■ **Task to complete**
Reply with one number: the count of lines in the records below that hold "text".

Dataset rows:

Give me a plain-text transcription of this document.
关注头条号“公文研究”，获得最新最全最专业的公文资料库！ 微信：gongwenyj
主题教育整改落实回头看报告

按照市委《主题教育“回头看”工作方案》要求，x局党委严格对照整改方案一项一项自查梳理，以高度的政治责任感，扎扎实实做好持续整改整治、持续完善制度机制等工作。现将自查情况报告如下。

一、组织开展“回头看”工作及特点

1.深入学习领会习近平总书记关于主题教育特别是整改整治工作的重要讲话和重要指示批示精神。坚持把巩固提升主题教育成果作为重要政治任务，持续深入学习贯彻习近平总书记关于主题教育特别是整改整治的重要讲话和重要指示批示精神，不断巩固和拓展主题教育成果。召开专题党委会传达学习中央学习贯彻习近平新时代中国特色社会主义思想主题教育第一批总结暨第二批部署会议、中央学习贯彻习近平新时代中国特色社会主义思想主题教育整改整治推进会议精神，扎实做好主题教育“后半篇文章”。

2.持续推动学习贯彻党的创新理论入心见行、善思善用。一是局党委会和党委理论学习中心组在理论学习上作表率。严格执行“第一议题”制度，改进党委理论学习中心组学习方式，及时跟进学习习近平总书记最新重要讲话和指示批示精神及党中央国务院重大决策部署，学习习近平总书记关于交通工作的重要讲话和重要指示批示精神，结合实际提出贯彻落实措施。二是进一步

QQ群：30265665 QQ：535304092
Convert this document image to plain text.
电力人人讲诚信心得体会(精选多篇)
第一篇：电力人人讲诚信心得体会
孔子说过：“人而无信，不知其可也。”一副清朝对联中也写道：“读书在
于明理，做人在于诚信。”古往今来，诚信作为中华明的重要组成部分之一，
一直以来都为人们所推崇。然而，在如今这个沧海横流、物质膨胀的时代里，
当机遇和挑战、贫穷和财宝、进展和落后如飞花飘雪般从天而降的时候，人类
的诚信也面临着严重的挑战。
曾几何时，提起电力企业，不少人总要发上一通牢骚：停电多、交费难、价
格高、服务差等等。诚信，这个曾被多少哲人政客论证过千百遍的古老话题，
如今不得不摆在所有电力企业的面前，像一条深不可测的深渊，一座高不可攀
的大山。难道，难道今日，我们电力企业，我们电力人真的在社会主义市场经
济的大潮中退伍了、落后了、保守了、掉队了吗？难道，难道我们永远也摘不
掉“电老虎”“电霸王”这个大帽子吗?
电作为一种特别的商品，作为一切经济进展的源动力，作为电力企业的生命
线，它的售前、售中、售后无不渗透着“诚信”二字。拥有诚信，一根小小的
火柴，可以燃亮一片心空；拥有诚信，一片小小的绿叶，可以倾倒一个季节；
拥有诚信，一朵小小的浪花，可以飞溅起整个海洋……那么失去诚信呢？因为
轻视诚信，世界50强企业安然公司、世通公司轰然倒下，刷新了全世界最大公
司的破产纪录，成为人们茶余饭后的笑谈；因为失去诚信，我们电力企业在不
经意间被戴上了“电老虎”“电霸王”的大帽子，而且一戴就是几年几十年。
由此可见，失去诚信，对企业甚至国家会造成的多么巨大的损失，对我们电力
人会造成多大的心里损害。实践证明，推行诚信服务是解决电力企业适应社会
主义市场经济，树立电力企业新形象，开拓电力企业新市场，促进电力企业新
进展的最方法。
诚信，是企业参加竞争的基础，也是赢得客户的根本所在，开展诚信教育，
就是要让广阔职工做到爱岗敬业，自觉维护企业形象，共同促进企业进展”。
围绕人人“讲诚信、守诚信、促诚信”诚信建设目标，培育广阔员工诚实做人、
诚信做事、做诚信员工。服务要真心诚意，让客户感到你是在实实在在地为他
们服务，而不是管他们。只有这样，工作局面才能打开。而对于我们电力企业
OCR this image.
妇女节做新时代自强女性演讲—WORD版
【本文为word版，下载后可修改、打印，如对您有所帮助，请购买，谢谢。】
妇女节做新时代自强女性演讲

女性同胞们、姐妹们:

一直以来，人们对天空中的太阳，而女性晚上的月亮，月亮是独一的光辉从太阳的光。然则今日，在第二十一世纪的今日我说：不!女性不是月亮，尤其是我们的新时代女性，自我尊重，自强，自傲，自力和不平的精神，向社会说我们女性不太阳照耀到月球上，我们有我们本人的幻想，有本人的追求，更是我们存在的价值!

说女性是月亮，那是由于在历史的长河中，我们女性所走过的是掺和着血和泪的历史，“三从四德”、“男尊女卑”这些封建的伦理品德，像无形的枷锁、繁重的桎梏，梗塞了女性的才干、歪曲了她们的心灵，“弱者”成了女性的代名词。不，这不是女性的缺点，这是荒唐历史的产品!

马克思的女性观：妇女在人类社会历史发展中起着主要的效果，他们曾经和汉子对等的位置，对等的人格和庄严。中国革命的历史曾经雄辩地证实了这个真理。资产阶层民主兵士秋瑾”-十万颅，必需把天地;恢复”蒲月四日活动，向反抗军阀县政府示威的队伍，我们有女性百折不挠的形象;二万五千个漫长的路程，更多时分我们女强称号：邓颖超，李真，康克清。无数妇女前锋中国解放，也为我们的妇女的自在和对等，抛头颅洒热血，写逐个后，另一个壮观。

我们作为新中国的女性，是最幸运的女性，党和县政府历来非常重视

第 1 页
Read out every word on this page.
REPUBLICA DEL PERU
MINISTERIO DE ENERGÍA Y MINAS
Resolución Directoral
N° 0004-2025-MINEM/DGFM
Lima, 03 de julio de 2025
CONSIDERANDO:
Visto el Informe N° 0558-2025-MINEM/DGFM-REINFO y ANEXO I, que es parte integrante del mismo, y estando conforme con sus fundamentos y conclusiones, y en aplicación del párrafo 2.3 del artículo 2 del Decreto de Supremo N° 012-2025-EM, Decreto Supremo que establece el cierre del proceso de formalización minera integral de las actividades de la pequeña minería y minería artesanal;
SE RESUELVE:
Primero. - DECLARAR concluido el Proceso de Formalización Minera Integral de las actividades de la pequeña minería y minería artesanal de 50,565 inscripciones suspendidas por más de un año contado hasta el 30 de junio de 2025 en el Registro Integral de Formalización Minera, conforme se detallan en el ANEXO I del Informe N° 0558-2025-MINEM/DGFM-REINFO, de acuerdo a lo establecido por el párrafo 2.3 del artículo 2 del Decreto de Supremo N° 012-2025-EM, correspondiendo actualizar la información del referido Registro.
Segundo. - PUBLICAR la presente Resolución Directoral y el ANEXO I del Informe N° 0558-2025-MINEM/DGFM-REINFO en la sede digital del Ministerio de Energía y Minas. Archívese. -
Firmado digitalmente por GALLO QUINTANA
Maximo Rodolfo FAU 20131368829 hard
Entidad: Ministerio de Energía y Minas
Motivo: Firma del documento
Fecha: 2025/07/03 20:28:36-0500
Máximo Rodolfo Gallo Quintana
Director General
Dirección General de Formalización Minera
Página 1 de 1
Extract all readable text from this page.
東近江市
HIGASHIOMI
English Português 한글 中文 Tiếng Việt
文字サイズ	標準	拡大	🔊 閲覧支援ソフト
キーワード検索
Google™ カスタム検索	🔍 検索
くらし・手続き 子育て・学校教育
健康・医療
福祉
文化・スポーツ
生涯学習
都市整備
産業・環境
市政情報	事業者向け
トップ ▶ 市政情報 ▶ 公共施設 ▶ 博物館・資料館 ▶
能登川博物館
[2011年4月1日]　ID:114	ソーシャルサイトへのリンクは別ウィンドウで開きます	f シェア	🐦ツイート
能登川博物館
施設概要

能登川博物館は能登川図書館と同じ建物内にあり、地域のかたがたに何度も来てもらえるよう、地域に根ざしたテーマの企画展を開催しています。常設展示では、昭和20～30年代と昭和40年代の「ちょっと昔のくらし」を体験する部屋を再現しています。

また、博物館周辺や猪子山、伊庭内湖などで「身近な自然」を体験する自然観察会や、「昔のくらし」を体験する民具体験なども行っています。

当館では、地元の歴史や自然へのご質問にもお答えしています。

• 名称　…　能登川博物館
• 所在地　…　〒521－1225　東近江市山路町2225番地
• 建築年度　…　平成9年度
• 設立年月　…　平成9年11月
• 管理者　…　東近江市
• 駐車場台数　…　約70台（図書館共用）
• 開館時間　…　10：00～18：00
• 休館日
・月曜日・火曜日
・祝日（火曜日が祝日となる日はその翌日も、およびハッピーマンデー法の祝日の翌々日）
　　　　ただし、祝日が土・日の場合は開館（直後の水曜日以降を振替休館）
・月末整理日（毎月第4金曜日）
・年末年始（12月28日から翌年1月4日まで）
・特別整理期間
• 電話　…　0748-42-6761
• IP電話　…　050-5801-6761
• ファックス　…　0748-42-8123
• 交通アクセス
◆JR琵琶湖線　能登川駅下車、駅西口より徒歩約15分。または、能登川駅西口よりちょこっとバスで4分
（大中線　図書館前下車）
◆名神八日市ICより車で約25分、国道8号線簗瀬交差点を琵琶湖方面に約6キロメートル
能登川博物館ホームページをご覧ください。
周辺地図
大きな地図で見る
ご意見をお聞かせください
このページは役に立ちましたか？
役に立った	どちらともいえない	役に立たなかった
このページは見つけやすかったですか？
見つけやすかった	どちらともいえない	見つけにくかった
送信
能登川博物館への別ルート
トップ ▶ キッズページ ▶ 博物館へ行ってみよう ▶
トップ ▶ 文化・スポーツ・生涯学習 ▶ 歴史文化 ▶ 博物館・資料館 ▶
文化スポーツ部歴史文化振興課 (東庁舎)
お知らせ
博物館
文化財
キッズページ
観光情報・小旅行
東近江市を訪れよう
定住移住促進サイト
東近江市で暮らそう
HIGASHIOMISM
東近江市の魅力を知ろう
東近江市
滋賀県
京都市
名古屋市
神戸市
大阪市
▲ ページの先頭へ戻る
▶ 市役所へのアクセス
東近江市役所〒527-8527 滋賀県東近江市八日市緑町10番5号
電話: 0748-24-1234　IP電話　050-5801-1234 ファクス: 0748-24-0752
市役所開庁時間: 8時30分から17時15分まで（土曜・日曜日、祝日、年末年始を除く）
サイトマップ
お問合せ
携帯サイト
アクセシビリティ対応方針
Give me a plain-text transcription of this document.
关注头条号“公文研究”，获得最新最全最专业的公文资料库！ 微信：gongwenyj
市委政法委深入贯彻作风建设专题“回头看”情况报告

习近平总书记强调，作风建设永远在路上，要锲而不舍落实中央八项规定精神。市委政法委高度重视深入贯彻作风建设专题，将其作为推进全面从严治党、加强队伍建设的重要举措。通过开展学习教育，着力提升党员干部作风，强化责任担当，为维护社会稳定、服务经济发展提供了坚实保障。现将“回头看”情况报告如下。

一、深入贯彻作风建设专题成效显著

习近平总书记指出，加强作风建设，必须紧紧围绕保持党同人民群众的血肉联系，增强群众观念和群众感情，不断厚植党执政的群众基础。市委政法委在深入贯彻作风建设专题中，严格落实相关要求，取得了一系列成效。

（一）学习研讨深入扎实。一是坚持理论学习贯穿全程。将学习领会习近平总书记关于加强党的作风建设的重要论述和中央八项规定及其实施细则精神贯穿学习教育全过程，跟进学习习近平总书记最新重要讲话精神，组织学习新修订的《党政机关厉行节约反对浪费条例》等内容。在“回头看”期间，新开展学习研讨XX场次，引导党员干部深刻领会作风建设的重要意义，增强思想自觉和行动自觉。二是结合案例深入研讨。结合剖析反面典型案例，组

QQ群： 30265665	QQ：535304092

■ **Complete output**
4